> [Entries]

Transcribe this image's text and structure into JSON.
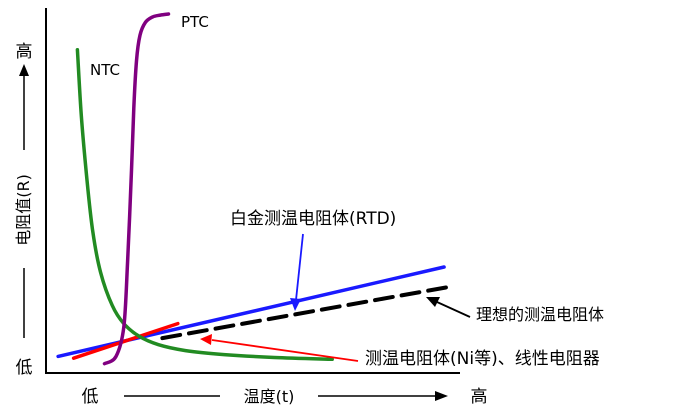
{
  "chart_data": {
    "type": "line",
    "xlim": [
      0,
      100
    ],
    "ylim": [
      0,
      100
    ],
    "axes": {
      "y_high": "高",
      "y_label": "电阻值(R)",
      "y_low": "低",
      "x_low": "低",
      "x_label": "温度(t)",
      "x_high": "高"
    },
    "series": [
      {
        "name": "NTC",
        "color": "#228b22",
        "dash": false,
        "x": [
          4,
          5,
          6.5,
          8,
          10,
          13,
          16,
          20,
          25,
          32,
          42,
          55,
          70
        ],
        "y": [
          88,
          70,
          52,
          38,
          27,
          18,
          13,
          9.5,
          7.2,
          5.6,
          4.5,
          3.7,
          3.2
        ]
      },
      {
        "name": "PTC",
        "color": "#800080",
        "dash": false,
        "x": [
          11,
          14,
          16,
          17,
          18,
          18.6,
          19.3,
          20.2,
          21.6,
          23.5,
          25.5,
          27.6
        ],
        "y": [
          2,
          4,
          12,
          30,
          55,
          72,
          85,
          92,
          95.5,
          97,
          97.5,
          97.8
        ]
      },
      {
        "name": "白金测温电阻体(RTD)",
        "color": "#1a1aff",
        "dash": false,
        "x": [
          -1,
          99
        ],
        "y": [
          4,
          28.5
        ]
      },
      {
        "name": "理想的测温电阻体",
        "color": "#000000",
        "dash": true,
        "x": [
          26,
          100
        ],
        "y": [
          9,
          23
        ]
      },
      {
        "name": "测温电阻体(Ni等)、线性电阻器",
        "color": "#ff0000",
        "dash": false,
        "x": [
          3,
          30
        ],
        "y": [
          3.5,
          13
        ]
      }
    ],
    "annotations": [
      {
        "text": "NTC",
        "color": "#228b22"
      },
      {
        "text": "PTC",
        "color": "#800080"
      },
      {
        "text": "白金测温电阻体(RTD)",
        "color": "#1a1aff"
      },
      {
        "text": "理想的测温电阻体",
        "color": "#000000"
      },
      {
        "text": "测温电阻体(Ni等)、线性电阻器",
        "color": "#ff0000"
      }
    ]
  }
}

> [What the exercise asks]
Retype all the records shown above, character for character. Omit every picture.

> [Completed exercise]
Transcribe this image's text and structure into JSON.
{
  "chart_data": {
    "type": "line",
    "xlim": [
      0,
      100
    ],
    "ylim": [
      0,
      100
    ],
    "axes": {
      "y_high": "高",
      "y_label": "电阻值(R)",
      "y_low": "低",
      "x_low": "低",
      "x_label": "温度(t)",
      "x_high": "高"
    },
    "series": [
      {
        "name": "NTC",
        "color": "#228b22",
        "dash": false,
        "x": [
          4,
          5,
          6.5,
          8,
          10,
          13,
          16,
          20,
          25,
          32,
          42,
          55,
          70
        ],
        "y": [
          88,
          70,
          52,
          38,
          27,
          18,
          13,
          9.5,
          7.2,
          5.6,
          4.5,
          3.7,
          3.2
        ]
      },
      {
        "name": "PTC",
        "color": "#800080",
        "dash": false,
        "x": [
          11,
          14,
          16,
          17,
          18,
          18.6,
          19.3,
          20.2,
          21.6,
          23.5,
          25.5,
          27.6
        ],
        "y": [
          2,
          4,
          12,
          30,
          55,
          72,
          85,
          92,
          95.5,
          97,
          97.5,
          97.8
        ]
      },
      {
        "name": "白金测温电阻体(RTD)",
        "color": "#1a1aff",
        "dash": false,
        "x": [
          -1,
          99
        ],
        "y": [
          4,
          28.5
        ]
      },
      {
        "name": "理想的测温电阻体",
        "color": "#000000",
        "dash": true,
        "x": [
          26,
          100
        ],
        "y": [
          9,
          23
        ]
      },
      {
        "name": "测温电阻体(Ni等)、线性电阻器",
        "color": "#ff0000",
        "dash": false,
        "x": [
          3,
          30
        ],
        "y": [
          3.5,
          13
        ]
      }
    ],
    "annotations": [
      {
        "text": "NTC",
        "color": "#228b22"
      },
      {
        "text": "PTC",
        "color": "#800080"
      },
      {
        "text": "白金测温电阻体(RTD)",
        "color": "#1a1aff"
      },
      {
        "text": "理想的测温电阻体",
        "color": "#000000"
      },
      {
        "text": "测温电阻体(Ni等)、线性电阻器",
        "color": "#ff0000"
      }
    ]
  }
}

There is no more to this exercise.